_Work instructions_:
Repeat every line of the data exactly, but not the pictures.
* Start Material supplied *
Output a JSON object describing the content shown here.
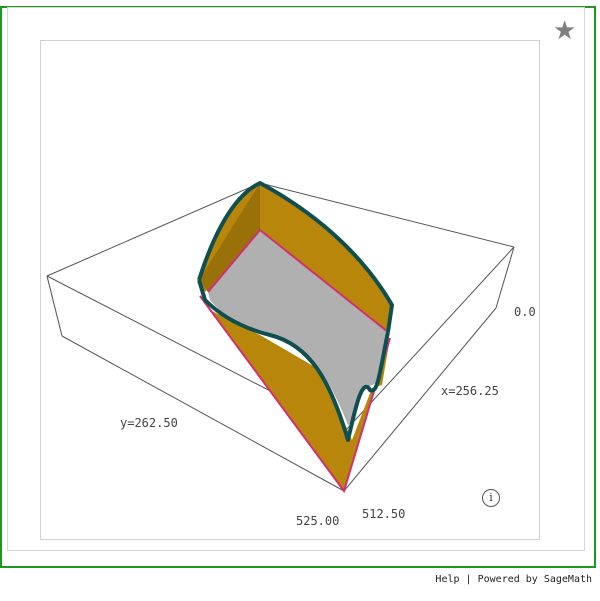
{
  "viewer": {
    "star_icon": "star-icon",
    "info_icon": "info-icon",
    "info_glyph": "i",
    "colors": {
      "frame": "#1d9a1d",
      "surface_fill": "#b8860b",
      "surface_edge": "#0f4f4f",
      "cut_plane": "#b0b0b0",
      "cut_edge": "#d03070",
      "box_edge": "#555555"
    }
  },
  "axes": {
    "x_label": "x=256.25",
    "y_label": "y=262.50",
    "tick_x_max": "512.50",
    "tick_y_max": "525.00",
    "tick_z": "0.0"
  },
  "footer": {
    "help": "Help",
    "separator": "|",
    "powered": "Powered by SageMath"
  }
}
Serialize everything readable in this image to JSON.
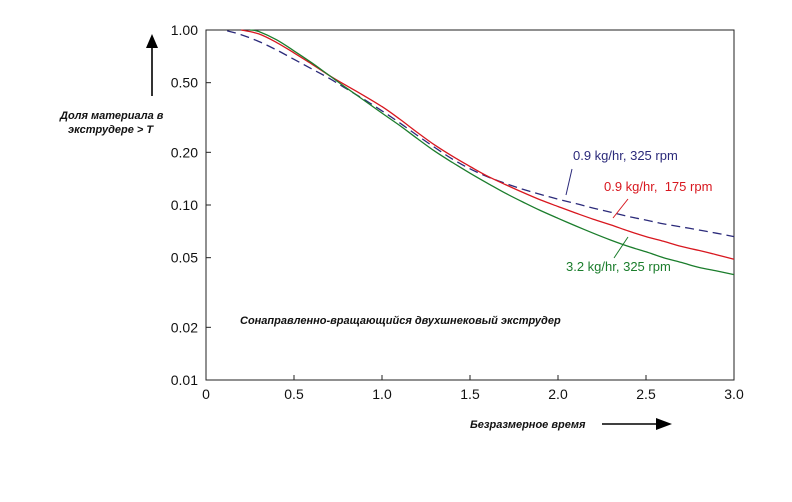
{
  "chart_data": {
    "type": "line",
    "title": "",
    "xlabel": "Безразмерное время",
    "ylabel": "Доля материала в экструдере > T",
    "annotation": "Сонаправленно-вращающийся двухшнековый экструдер",
    "xlim": [
      0,
      3.0
    ],
    "ylim": [
      0.01,
      1.0
    ],
    "yscale": "log",
    "grid": false,
    "x_ticks": [
      "0",
      "0.5",
      "1.0",
      "1.5",
      "2.0",
      "2.5",
      "3.0"
    ],
    "y_ticks": [
      "1.00",
      "0.50",
      "0.20",
      "0.10",
      "0.05",
      "0.02",
      "0.01"
    ],
    "series": [
      {
        "name": "0.9 kg/hr, 325 rpm",
        "color": "#2b2a7a",
        "style": "dashed",
        "x": [
          0.12,
          0.2,
          0.3,
          0.4,
          0.5,
          0.6,
          0.7,
          0.8,
          0.9,
          1.0,
          1.1,
          1.2,
          1.3,
          1.4,
          1.5,
          1.6,
          1.7,
          1.8,
          1.9,
          2.0,
          2.1,
          2.2,
          2.3,
          2.4,
          2.5,
          2.6,
          2.7,
          2.8,
          2.9,
          3.0
        ],
        "y": [
          0.99,
          0.94,
          0.86,
          0.77,
          0.68,
          0.6,
          0.53,
          0.46,
          0.4,
          0.345,
          0.295,
          0.25,
          0.213,
          0.183,
          0.161,
          0.145,
          0.133,
          0.123,
          0.115,
          0.108,
          0.102,
          0.096,
          0.091,
          0.086,
          0.082,
          0.078,
          0.075,
          0.072,
          0.069,
          0.066
        ]
      },
      {
        "name": "0.9 kg/hr,  175 rpm",
        "color": "#d8171f",
        "style": "solid",
        "x": [
          0.2,
          0.3,
          0.4,
          0.5,
          0.6,
          0.7,
          0.8,
          0.9,
          1.0,
          1.1,
          1.2,
          1.3,
          1.4,
          1.5,
          1.6,
          1.7,
          1.8,
          1.9,
          2.0,
          2.1,
          2.2,
          2.3,
          2.4,
          2.5,
          2.6,
          2.7,
          2.8,
          2.9,
          3.0
        ],
        "y": [
          1.0,
          0.95,
          0.85,
          0.74,
          0.64,
          0.55,
          0.48,
          0.42,
          0.365,
          0.31,
          0.26,
          0.22,
          0.19,
          0.166,
          0.146,
          0.131,
          0.118,
          0.107,
          0.098,
          0.09,
          0.083,
          0.077,
          0.071,
          0.066,
          0.062,
          0.058,
          0.055,
          0.052,
          0.049
        ]
      },
      {
        "name": "3.2 kg/hr, 325 rpm",
        "color": "#1b7d2c",
        "style": "solid",
        "x": [
          0.25,
          0.3,
          0.4,
          0.5,
          0.6,
          0.7,
          0.8,
          0.9,
          1.0,
          1.1,
          1.2,
          1.3,
          1.4,
          1.5,
          1.6,
          1.7,
          1.8,
          1.9,
          2.0,
          2.1,
          2.2,
          2.3,
          2.4,
          2.5,
          2.6,
          2.7,
          2.8,
          2.9,
          3.0
        ],
        "y": [
          1.0,
          0.98,
          0.88,
          0.76,
          0.65,
          0.55,
          0.465,
          0.395,
          0.335,
          0.285,
          0.24,
          0.203,
          0.175,
          0.152,
          0.133,
          0.117,
          0.104,
          0.093,
          0.084,
          0.076,
          0.069,
          0.063,
          0.058,
          0.054,
          0.05,
          0.047,
          0.044,
          0.042,
          0.04
        ]
      }
    ]
  }
}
* End Material supplied *
_Answer to the problem_:
Output a JSON object describing the content shown here.
{
  "viewer": {
    "star_icon": "star-icon",
    "info_icon": "info-icon",
    "info_glyph": "i",
    "colors": {
      "frame": "#1d9a1d",
      "surface_fill": "#b8860b",
      "surface_edge": "#0f4f4f",
      "cut_plane": "#b0b0b0",
      "cut_edge": "#d03070",
      "box_edge": "#555555"
    }
  },
  "axes": {
    "x_label": "x=256.25",
    "y_label": "y=262.50",
    "tick_x_max": "512.50",
    "tick_y_max": "525.00",
    "tick_z": "0.0"
  },
  "footer": {
    "help": "Help",
    "separator": "|",
    "powered": "Powered by SageMath"
  }
}
Serialize everything readable in this image to JSON.
{
  "chart_data": {
    "type": "line",
    "title": "",
    "xlabel": "Безразмерное время",
    "ylabel": "Доля материала в экструдере > T",
    "annotation": "Сонаправленно-вращающийся двухшнековый экструдер",
    "xlim": [
      0,
      3.0
    ],
    "ylim": [
      0.01,
      1.0
    ],
    "yscale": "log",
    "grid": false,
    "x_ticks": [
      "0",
      "0.5",
      "1.0",
      "1.5",
      "2.0",
      "2.5",
      "3.0"
    ],
    "y_ticks": [
      "1.00",
      "0.50",
      "0.20",
      "0.10",
      "0.05",
      "0.02",
      "0.01"
    ],
    "series": [
      {
        "name": "0.9 kg/hr, 325 rpm",
        "color": "#2b2a7a",
        "style": "dashed",
        "x": [
          0.12,
          0.2,
          0.3,
          0.4,
          0.5,
          0.6,
          0.7,
          0.8,
          0.9,
          1.0,
          1.1,
          1.2,
          1.3,
          1.4,
          1.5,
          1.6,
          1.7,
          1.8,
          1.9,
          2.0,
          2.1,
          2.2,
          2.3,
          2.4,
          2.5,
          2.6,
          2.7,
          2.8,
          2.9,
          3.0
        ],
        "y": [
          0.99,
          0.94,
          0.86,
          0.77,
          0.68,
          0.6,
          0.53,
          0.46,
          0.4,
          0.345,
          0.295,
          0.25,
          0.213,
          0.183,
          0.161,
          0.145,
          0.133,
          0.123,
          0.115,
          0.108,
          0.102,
          0.096,
          0.091,
          0.086,
          0.082,
          0.078,
          0.075,
          0.072,
          0.069,
          0.066
        ]
      },
      {
        "name": "0.9 kg/hr,  175 rpm",
        "color": "#d8171f",
        "style": "solid",
        "x": [
          0.2,
          0.3,
          0.4,
          0.5,
          0.6,
          0.7,
          0.8,
          0.9,
          1.0,
          1.1,
          1.2,
          1.3,
          1.4,
          1.5,
          1.6,
          1.7,
          1.8,
          1.9,
          2.0,
          2.1,
          2.2,
          2.3,
          2.4,
          2.5,
          2.6,
          2.7,
          2.8,
          2.9,
          3.0
        ],
        "y": [
          1.0,
          0.95,
          0.85,
          0.74,
          0.64,
          0.55,
          0.48,
          0.42,
          0.365,
          0.31,
          0.26,
          0.22,
          0.19,
          0.166,
          0.146,
          0.131,
          0.118,
          0.107,
          0.098,
          0.09,
          0.083,
          0.077,
          0.071,
          0.066,
          0.062,
          0.058,
          0.055,
          0.052,
          0.049
        ]
      },
      {
        "name": "3.2 kg/hr, 325 rpm",
        "color": "#1b7d2c",
        "style": "solid",
        "x": [
          0.25,
          0.3,
          0.4,
          0.5,
          0.6,
          0.7,
          0.8,
          0.9,
          1.0,
          1.1,
          1.2,
          1.3,
          1.4,
          1.5,
          1.6,
          1.7,
          1.8,
          1.9,
          2.0,
          2.1,
          2.2,
          2.3,
          2.4,
          2.5,
          2.6,
          2.7,
          2.8,
          2.9,
          3.0
        ],
        "y": [
          1.0,
          0.98,
          0.88,
          0.76,
          0.65,
          0.55,
          0.465,
          0.395,
          0.335,
          0.285,
          0.24,
          0.203,
          0.175,
          0.152,
          0.133,
          0.117,
          0.104,
          0.093,
          0.084,
          0.076,
          0.069,
          0.063,
          0.058,
          0.054,
          0.05,
          0.047,
          0.044,
          0.042,
          0.04
        ]
      }
    ]
  }
}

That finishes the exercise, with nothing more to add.